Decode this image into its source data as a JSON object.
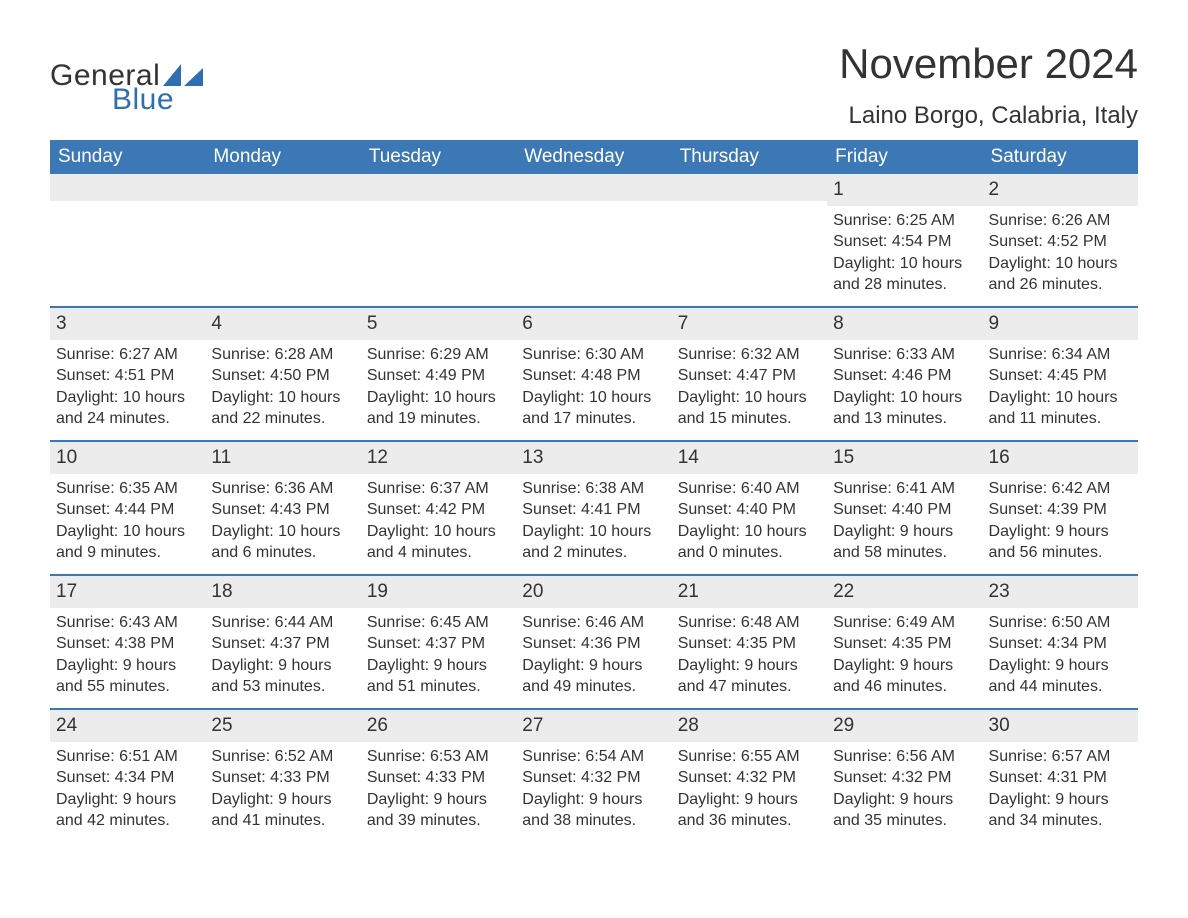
{
  "brand": {
    "text1": "General",
    "text2": "Blue",
    "text1_color": "#333333",
    "text2_color": "#2f6fb0",
    "shape_color": "#2f6fb0"
  },
  "title": {
    "month": "November 2024",
    "location": "Laino Borgo, Calabria, Italy",
    "month_fontsize": 42,
    "location_fontsize": 24
  },
  "colors": {
    "header_bg": "#3b78b5",
    "header_text": "#ffffff",
    "daynum_bg": "#ececec",
    "border": "#3b78b5",
    "text": "#333333",
    "background": "#ffffff"
  },
  "weekdays": [
    "Sunday",
    "Monday",
    "Tuesday",
    "Wednesday",
    "Thursday",
    "Friday",
    "Saturday"
  ],
  "weeks": [
    [
      {
        "empty": true
      },
      {
        "empty": true
      },
      {
        "empty": true
      },
      {
        "empty": true
      },
      {
        "empty": true
      },
      {
        "day": "1",
        "sunrise": "Sunrise: 6:25 AM",
        "sunset": "Sunset: 4:54 PM",
        "daylight1": "Daylight: 10 hours",
        "daylight2": "and 28 minutes."
      },
      {
        "day": "2",
        "sunrise": "Sunrise: 6:26 AM",
        "sunset": "Sunset: 4:52 PM",
        "daylight1": "Daylight: 10 hours",
        "daylight2": "and 26 minutes."
      }
    ],
    [
      {
        "day": "3",
        "sunrise": "Sunrise: 6:27 AM",
        "sunset": "Sunset: 4:51 PM",
        "daylight1": "Daylight: 10 hours",
        "daylight2": "and 24 minutes."
      },
      {
        "day": "4",
        "sunrise": "Sunrise: 6:28 AM",
        "sunset": "Sunset: 4:50 PM",
        "daylight1": "Daylight: 10 hours",
        "daylight2": "and 22 minutes."
      },
      {
        "day": "5",
        "sunrise": "Sunrise: 6:29 AM",
        "sunset": "Sunset: 4:49 PM",
        "daylight1": "Daylight: 10 hours",
        "daylight2": "and 19 minutes."
      },
      {
        "day": "6",
        "sunrise": "Sunrise: 6:30 AM",
        "sunset": "Sunset: 4:48 PM",
        "daylight1": "Daylight: 10 hours",
        "daylight2": "and 17 minutes."
      },
      {
        "day": "7",
        "sunrise": "Sunrise: 6:32 AM",
        "sunset": "Sunset: 4:47 PM",
        "daylight1": "Daylight: 10 hours",
        "daylight2": "and 15 minutes."
      },
      {
        "day": "8",
        "sunrise": "Sunrise: 6:33 AM",
        "sunset": "Sunset: 4:46 PM",
        "daylight1": "Daylight: 10 hours",
        "daylight2": "and 13 minutes."
      },
      {
        "day": "9",
        "sunrise": "Sunrise: 6:34 AM",
        "sunset": "Sunset: 4:45 PM",
        "daylight1": "Daylight: 10 hours",
        "daylight2": "and 11 minutes."
      }
    ],
    [
      {
        "day": "10",
        "sunrise": "Sunrise: 6:35 AM",
        "sunset": "Sunset: 4:44 PM",
        "daylight1": "Daylight: 10 hours",
        "daylight2": "and 9 minutes."
      },
      {
        "day": "11",
        "sunrise": "Sunrise: 6:36 AM",
        "sunset": "Sunset: 4:43 PM",
        "daylight1": "Daylight: 10 hours",
        "daylight2": "and 6 minutes."
      },
      {
        "day": "12",
        "sunrise": "Sunrise: 6:37 AM",
        "sunset": "Sunset: 4:42 PM",
        "daylight1": "Daylight: 10 hours",
        "daylight2": "and 4 minutes."
      },
      {
        "day": "13",
        "sunrise": "Sunrise: 6:38 AM",
        "sunset": "Sunset: 4:41 PM",
        "daylight1": "Daylight: 10 hours",
        "daylight2": "and 2 minutes."
      },
      {
        "day": "14",
        "sunrise": "Sunrise: 6:40 AM",
        "sunset": "Sunset: 4:40 PM",
        "daylight1": "Daylight: 10 hours",
        "daylight2": "and 0 minutes."
      },
      {
        "day": "15",
        "sunrise": "Sunrise: 6:41 AM",
        "sunset": "Sunset: 4:40 PM",
        "daylight1": "Daylight: 9 hours",
        "daylight2": "and 58 minutes."
      },
      {
        "day": "16",
        "sunrise": "Sunrise: 6:42 AM",
        "sunset": "Sunset: 4:39 PM",
        "daylight1": "Daylight: 9 hours",
        "daylight2": "and 56 minutes."
      }
    ],
    [
      {
        "day": "17",
        "sunrise": "Sunrise: 6:43 AM",
        "sunset": "Sunset: 4:38 PM",
        "daylight1": "Daylight: 9 hours",
        "daylight2": "and 55 minutes."
      },
      {
        "day": "18",
        "sunrise": "Sunrise: 6:44 AM",
        "sunset": "Sunset: 4:37 PM",
        "daylight1": "Daylight: 9 hours",
        "daylight2": "and 53 minutes."
      },
      {
        "day": "19",
        "sunrise": "Sunrise: 6:45 AM",
        "sunset": "Sunset: 4:37 PM",
        "daylight1": "Daylight: 9 hours",
        "daylight2": "and 51 minutes."
      },
      {
        "day": "20",
        "sunrise": "Sunrise: 6:46 AM",
        "sunset": "Sunset: 4:36 PM",
        "daylight1": "Daylight: 9 hours",
        "daylight2": "and 49 minutes."
      },
      {
        "day": "21",
        "sunrise": "Sunrise: 6:48 AM",
        "sunset": "Sunset: 4:35 PM",
        "daylight1": "Daylight: 9 hours",
        "daylight2": "and 47 minutes."
      },
      {
        "day": "22",
        "sunrise": "Sunrise: 6:49 AM",
        "sunset": "Sunset: 4:35 PM",
        "daylight1": "Daylight: 9 hours",
        "daylight2": "and 46 minutes."
      },
      {
        "day": "23",
        "sunrise": "Sunrise: 6:50 AM",
        "sunset": "Sunset: 4:34 PM",
        "daylight1": "Daylight: 9 hours",
        "daylight2": "and 44 minutes."
      }
    ],
    [
      {
        "day": "24",
        "sunrise": "Sunrise: 6:51 AM",
        "sunset": "Sunset: 4:34 PM",
        "daylight1": "Daylight: 9 hours",
        "daylight2": "and 42 minutes."
      },
      {
        "day": "25",
        "sunrise": "Sunrise: 6:52 AM",
        "sunset": "Sunset: 4:33 PM",
        "daylight1": "Daylight: 9 hours",
        "daylight2": "and 41 minutes."
      },
      {
        "day": "26",
        "sunrise": "Sunrise: 6:53 AM",
        "sunset": "Sunset: 4:33 PM",
        "daylight1": "Daylight: 9 hours",
        "daylight2": "and 39 minutes."
      },
      {
        "day": "27",
        "sunrise": "Sunrise: 6:54 AM",
        "sunset": "Sunset: 4:32 PM",
        "daylight1": "Daylight: 9 hours",
        "daylight2": "and 38 minutes."
      },
      {
        "day": "28",
        "sunrise": "Sunrise: 6:55 AM",
        "sunset": "Sunset: 4:32 PM",
        "daylight1": "Daylight: 9 hours",
        "daylight2": "and 36 minutes."
      },
      {
        "day": "29",
        "sunrise": "Sunrise: 6:56 AM",
        "sunset": "Sunset: 4:32 PM",
        "daylight1": "Daylight: 9 hours",
        "daylight2": "and 35 minutes."
      },
      {
        "day": "30",
        "sunrise": "Sunrise: 6:57 AM",
        "sunset": "Sunset: 4:31 PM",
        "daylight1": "Daylight: 9 hours",
        "daylight2": "and 34 minutes."
      }
    ]
  ]
}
------------------------
Omit every picture while copying the listing above exactly.

§ Answer for the task
Decode this image into its source data as a JSON object.
{
  "brand": {
    "text1": "General",
    "text2": "Blue",
    "text1_color": "#333333",
    "text2_color": "#2f6fb0",
    "shape_color": "#2f6fb0"
  },
  "title": {
    "month": "November 2024",
    "location": "Laino Borgo, Calabria, Italy",
    "month_fontsize": 42,
    "location_fontsize": 24
  },
  "colors": {
    "header_bg": "#3b78b5",
    "header_text": "#ffffff",
    "daynum_bg": "#ececec",
    "border": "#3b78b5",
    "text": "#333333",
    "background": "#ffffff"
  },
  "weekdays": [
    "Sunday",
    "Monday",
    "Tuesday",
    "Wednesday",
    "Thursday",
    "Friday",
    "Saturday"
  ],
  "weeks": [
    [
      {
        "empty": true
      },
      {
        "empty": true
      },
      {
        "empty": true
      },
      {
        "empty": true
      },
      {
        "empty": true
      },
      {
        "day": "1",
        "sunrise": "Sunrise: 6:25 AM",
        "sunset": "Sunset: 4:54 PM",
        "daylight1": "Daylight: 10 hours",
        "daylight2": "and 28 minutes."
      },
      {
        "day": "2",
        "sunrise": "Sunrise: 6:26 AM",
        "sunset": "Sunset: 4:52 PM",
        "daylight1": "Daylight: 10 hours",
        "daylight2": "and 26 minutes."
      }
    ],
    [
      {
        "day": "3",
        "sunrise": "Sunrise: 6:27 AM",
        "sunset": "Sunset: 4:51 PM",
        "daylight1": "Daylight: 10 hours",
        "daylight2": "and 24 minutes."
      },
      {
        "day": "4",
        "sunrise": "Sunrise: 6:28 AM",
        "sunset": "Sunset: 4:50 PM",
        "daylight1": "Daylight: 10 hours",
        "daylight2": "and 22 minutes."
      },
      {
        "day": "5",
        "sunrise": "Sunrise: 6:29 AM",
        "sunset": "Sunset: 4:49 PM",
        "daylight1": "Daylight: 10 hours",
        "daylight2": "and 19 minutes."
      },
      {
        "day": "6",
        "sunrise": "Sunrise: 6:30 AM",
        "sunset": "Sunset: 4:48 PM",
        "daylight1": "Daylight: 10 hours",
        "daylight2": "and 17 minutes."
      },
      {
        "day": "7",
        "sunrise": "Sunrise: 6:32 AM",
        "sunset": "Sunset: 4:47 PM",
        "daylight1": "Daylight: 10 hours",
        "daylight2": "and 15 minutes."
      },
      {
        "day": "8",
        "sunrise": "Sunrise: 6:33 AM",
        "sunset": "Sunset: 4:46 PM",
        "daylight1": "Daylight: 10 hours",
        "daylight2": "and 13 minutes."
      },
      {
        "day": "9",
        "sunrise": "Sunrise: 6:34 AM",
        "sunset": "Sunset: 4:45 PM",
        "daylight1": "Daylight: 10 hours",
        "daylight2": "and 11 minutes."
      }
    ],
    [
      {
        "day": "10",
        "sunrise": "Sunrise: 6:35 AM",
        "sunset": "Sunset: 4:44 PM",
        "daylight1": "Daylight: 10 hours",
        "daylight2": "and 9 minutes."
      },
      {
        "day": "11",
        "sunrise": "Sunrise: 6:36 AM",
        "sunset": "Sunset: 4:43 PM",
        "daylight1": "Daylight: 10 hours",
        "daylight2": "and 6 minutes."
      },
      {
        "day": "12",
        "sunrise": "Sunrise: 6:37 AM",
        "sunset": "Sunset: 4:42 PM",
        "daylight1": "Daylight: 10 hours",
        "daylight2": "and 4 minutes."
      },
      {
        "day": "13",
        "sunrise": "Sunrise: 6:38 AM",
        "sunset": "Sunset: 4:41 PM",
        "daylight1": "Daylight: 10 hours",
        "daylight2": "and 2 minutes."
      },
      {
        "day": "14",
        "sunrise": "Sunrise: 6:40 AM",
        "sunset": "Sunset: 4:40 PM",
        "daylight1": "Daylight: 10 hours",
        "daylight2": "and 0 minutes."
      },
      {
        "day": "15",
        "sunrise": "Sunrise: 6:41 AM",
        "sunset": "Sunset: 4:40 PM",
        "daylight1": "Daylight: 9 hours",
        "daylight2": "and 58 minutes."
      },
      {
        "day": "16",
        "sunrise": "Sunrise: 6:42 AM",
        "sunset": "Sunset: 4:39 PM",
        "daylight1": "Daylight: 9 hours",
        "daylight2": "and 56 minutes."
      }
    ],
    [
      {
        "day": "17",
        "sunrise": "Sunrise: 6:43 AM",
        "sunset": "Sunset: 4:38 PM",
        "daylight1": "Daylight: 9 hours",
        "daylight2": "and 55 minutes."
      },
      {
        "day": "18",
        "sunrise": "Sunrise: 6:44 AM",
        "sunset": "Sunset: 4:37 PM",
        "daylight1": "Daylight: 9 hours",
        "daylight2": "and 53 minutes."
      },
      {
        "day": "19",
        "sunrise": "Sunrise: 6:45 AM",
        "sunset": "Sunset: 4:37 PM",
        "daylight1": "Daylight: 9 hours",
        "daylight2": "and 51 minutes."
      },
      {
        "day": "20",
        "sunrise": "Sunrise: 6:46 AM",
        "sunset": "Sunset: 4:36 PM",
        "daylight1": "Daylight: 9 hours",
        "daylight2": "and 49 minutes."
      },
      {
        "day": "21",
        "sunrise": "Sunrise: 6:48 AM",
        "sunset": "Sunset: 4:35 PM",
        "daylight1": "Daylight: 9 hours",
        "daylight2": "and 47 minutes."
      },
      {
        "day": "22",
        "sunrise": "Sunrise: 6:49 AM",
        "sunset": "Sunset: 4:35 PM",
        "daylight1": "Daylight: 9 hours",
        "daylight2": "and 46 minutes."
      },
      {
        "day": "23",
        "sunrise": "Sunrise: 6:50 AM",
        "sunset": "Sunset: 4:34 PM",
        "daylight1": "Daylight: 9 hours",
        "daylight2": "and 44 minutes."
      }
    ],
    [
      {
        "day": "24",
        "sunrise": "Sunrise: 6:51 AM",
        "sunset": "Sunset: 4:34 PM",
        "daylight1": "Daylight: 9 hours",
        "daylight2": "and 42 minutes."
      },
      {
        "day": "25",
        "sunrise": "Sunrise: 6:52 AM",
        "sunset": "Sunset: 4:33 PM",
        "daylight1": "Daylight: 9 hours",
        "daylight2": "and 41 minutes."
      },
      {
        "day": "26",
        "sunrise": "Sunrise: 6:53 AM",
        "sunset": "Sunset: 4:33 PM",
        "daylight1": "Daylight: 9 hours",
        "daylight2": "and 39 minutes."
      },
      {
        "day": "27",
        "sunrise": "Sunrise: 6:54 AM",
        "sunset": "Sunset: 4:32 PM",
        "daylight1": "Daylight: 9 hours",
        "daylight2": "and 38 minutes."
      },
      {
        "day": "28",
        "sunrise": "Sunrise: 6:55 AM",
        "sunset": "Sunset: 4:32 PM",
        "daylight1": "Daylight: 9 hours",
        "daylight2": "and 36 minutes."
      },
      {
        "day": "29",
        "sunrise": "Sunrise: 6:56 AM",
        "sunset": "Sunset: 4:32 PM",
        "daylight1": "Daylight: 9 hours",
        "daylight2": "and 35 minutes."
      },
      {
        "day": "30",
        "sunrise": "Sunrise: 6:57 AM",
        "sunset": "Sunset: 4:31 PM",
        "daylight1": "Daylight: 9 hours",
        "daylight2": "and 34 minutes."
      }
    ]
  ]
}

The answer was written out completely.